Task to carry out » Identify all lines of the data containing the string "Tanatorio" and copy them.

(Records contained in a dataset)
......

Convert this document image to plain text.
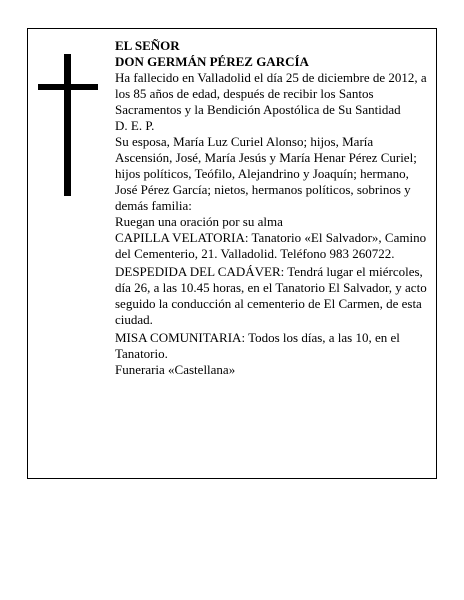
EL SEÑOR

DON GERMÁN PÉREZ GARCÍA

Ha fallecido en Valladolid el día 25 de diciembre de 2012, a los 85 años de edad, después de recibir los Santos Sacramentos y la Bendición Apostólica de Su Santidad

D. E. P.

Su esposa, María Luz Curiel Alonso; hijos, María Ascensión, José, María Jesús y María Henar Pérez Curiel; hijos políticos, Teófilo, Alejandrino y Joaquín; hermano, José Pérez García; nietos, hermanos políticos, sobrinos y demás familia:

Ruegan una oración por su alma

CAPILLA VELATORIA: Tanatorio «El Salvador», Camino del Cementerio, 21. Valladolid. Teléfono 983 260722.

DESPEDIDA DEL CADÁVER: Tendrá lugar el miércoles, día 26, a las 10.45 horas, en el Tanatorio El Salvador, y acto seguido la conducción al cementerio de El Carmen, de esta ciudad.

MISA COMUNITARIA: Todos los días, a las 10, en el Tanatorio.

Funeraria «Castellana»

......

Exercise answer »
CAPILLA VELATORIA: Tanatorio «El Salvador», Camino del Cementerio, 21. Valladolid. Teléfono 983 260722.
DESPEDIDA DEL CADÁVER: Tendrá lugar el miércoles, día 26, a las 10.45 horas, en el Tanatorio El Salvador, y acto seguido la conducción al cementerio de El Carmen, de esta ciudad.
MISA COMUNITARIA: Todos los días, a las 10, en el Tanatorio.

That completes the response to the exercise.